[Entries from a dataset]

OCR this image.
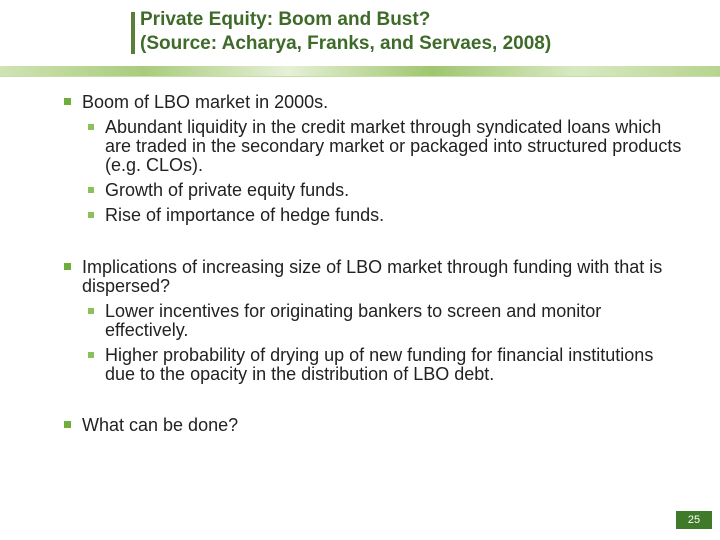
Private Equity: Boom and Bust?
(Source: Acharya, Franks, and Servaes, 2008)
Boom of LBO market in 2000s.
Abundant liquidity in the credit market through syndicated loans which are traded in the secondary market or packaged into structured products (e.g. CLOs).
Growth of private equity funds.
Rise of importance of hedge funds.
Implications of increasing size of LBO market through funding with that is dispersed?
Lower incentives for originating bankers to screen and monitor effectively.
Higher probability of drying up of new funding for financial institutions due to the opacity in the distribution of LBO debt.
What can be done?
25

==

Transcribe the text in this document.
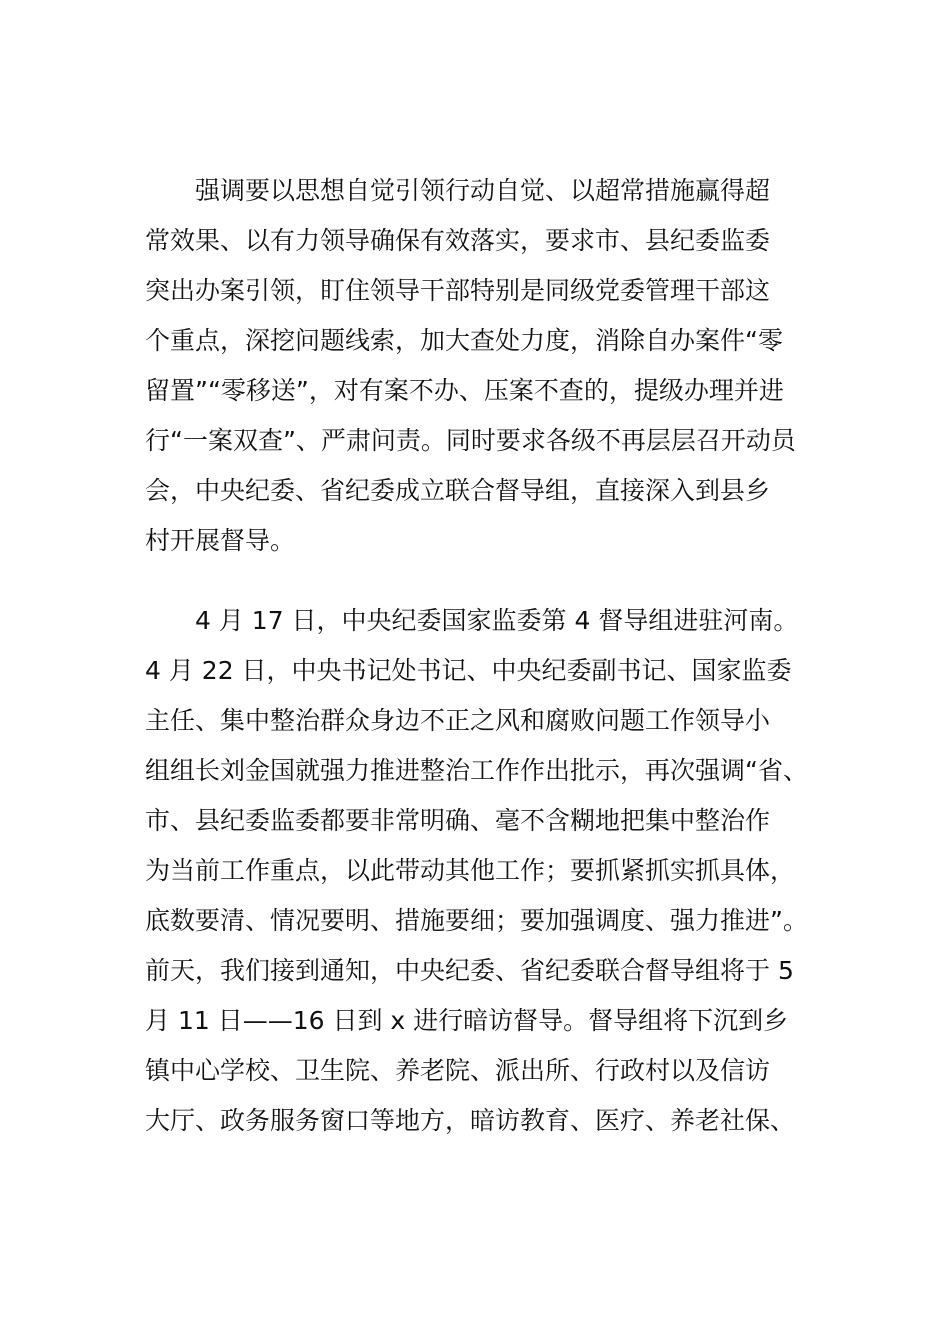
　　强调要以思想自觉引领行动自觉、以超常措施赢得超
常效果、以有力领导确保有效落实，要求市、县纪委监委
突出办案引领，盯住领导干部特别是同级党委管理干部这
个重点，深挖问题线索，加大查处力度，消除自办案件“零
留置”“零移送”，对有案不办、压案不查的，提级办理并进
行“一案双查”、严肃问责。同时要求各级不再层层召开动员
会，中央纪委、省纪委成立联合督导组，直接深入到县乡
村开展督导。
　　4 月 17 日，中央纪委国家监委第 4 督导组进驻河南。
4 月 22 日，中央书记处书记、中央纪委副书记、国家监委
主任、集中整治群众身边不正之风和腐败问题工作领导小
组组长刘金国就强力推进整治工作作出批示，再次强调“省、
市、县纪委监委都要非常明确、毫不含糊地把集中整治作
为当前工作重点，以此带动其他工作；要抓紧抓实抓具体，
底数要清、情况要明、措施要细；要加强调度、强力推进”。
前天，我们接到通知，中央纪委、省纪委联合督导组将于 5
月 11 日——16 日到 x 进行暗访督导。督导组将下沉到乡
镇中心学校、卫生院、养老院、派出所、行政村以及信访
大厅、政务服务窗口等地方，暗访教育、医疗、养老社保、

> [Task objective]: From the records above, how many lines include the word "this"? Only the number is wanted.

> [Exercise output]: 2